Beigefügter Textauszug:
====

Weiß jemand, wie ich aus dem getContent() den Inhalt der Message als Klartext bekommen kann?

Besten Dank!

henning-malaysia


----------



## henning-malaysia (8. Juni 2005)

Hmmmm, kennt sich da niemand aus


----------



## torsch2711 (8. Juni 2005)

Hi,

   da das ganze auch MIME codiert ist, wirst du mit getContent keinen plaintext rausbekommen.

   Hier ist ein bsp. wie du POP3 Nachrichten auslesen kannst:

http://www.javaworld.com/javaworld/jw-10-2001/jw-1026-javamail-p2.html

   Ich denke das hilft dir weiter.
   Ist auch sonst ein nettes tutorial 

  Und für eilige, hier die relevante stelle:

    Part messagePart=message;
          Object content=messagePart.getContent();

          // -- or its first body part if it is a multipart message --
          if (content instanceof Multipart)
          {
            messagePart=((Multipart)content).getBodyPart(0);
            System.out.println("[ Multipart Message ]");
          }

          // -- Get the content type --
          String contentType=messagePart.getContentType(); 

   if (contentType.startsWith("text/plain")

====

Vorliegende Einträge:
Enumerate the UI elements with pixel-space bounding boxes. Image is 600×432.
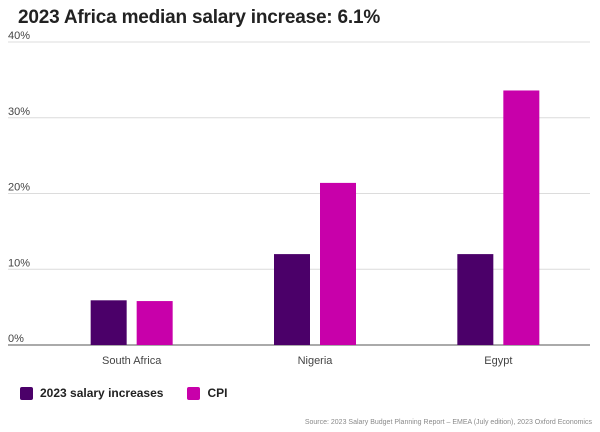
bar-salary	[90, 300, 127, 345]
legend-swatch-salary	[20, 386, 33, 400]
legend-item-salary: 2023 salary increases	[20, 386, 163, 400]
y-tick-label: 40%	[8, 30, 30, 42]
x-tick-label: Egypt	[484, 355, 512, 367]
bar-cpi	[136, 301, 173, 345]
x-tick-label: South Africa	[102, 355, 162, 367]
chart-title: 2023 Africa median salary increase: 6.1%	[18, 7, 381, 28]
legend-swatch-cpi	[187, 386, 201, 400]
bar-salary	[457, 254, 494, 345]
x-tick-label: Nigeria	[298, 355, 334, 367]
legend-label-salary: 2023 salary increases	[40, 386, 164, 400]
bar-chart: 0% 10% 20% 30% 40% South Africa Nigeria Egypt	[8, 30, 590, 367]
legend-label-cpi: CPI	[207, 386, 228, 400]
y-tick-label: 20%	[8, 182, 30, 194]
legend-item-cpi: CPI	[187, 386, 227, 400]
y-tick-label: 30%	[8, 106, 30, 118]
bar-salary	[274, 254, 310, 345]
bar-cpi	[320, 182, 356, 345]
source-note: Source: 2023 Salary Budget Planning Repo…	[304, 419, 592, 426]
y-tick-label: 0%	[8, 333, 24, 345]
y-tick-label: 10%	[8, 257, 30, 269]
legend: 2023 salary increases CPI	[20, 386, 251, 400]
bar-cpi	[503, 90, 540, 345]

====

Arbeitsanweisung: Setze den Forumsthread zum Auslesen von Nachrichten als Klartext mit getContent() an der Stelle fort, an der er endet. Die Einträge spielen hierfür keine Rolle.

Ergebnis:
         || contentType.startsWith("text/html"))
        {
          InputStream is = messagePart.getInputStream();

          BufferedReader reader
           =new BufferedReader(new InputStreamReader(is));
          String thisLine=reader.readLine();

          while (thisLine!=null)
          {
            System.out.println(thisLine);
            thisLine=reader.readLine();
          }
        }

 EDIT: Upsi, die hälfte vergessen 

   Gruss,

   Torsten.


----------



## henning-malaysia (17. Juni 2005)

Ausgezeichnet, genau dieses....

Danke!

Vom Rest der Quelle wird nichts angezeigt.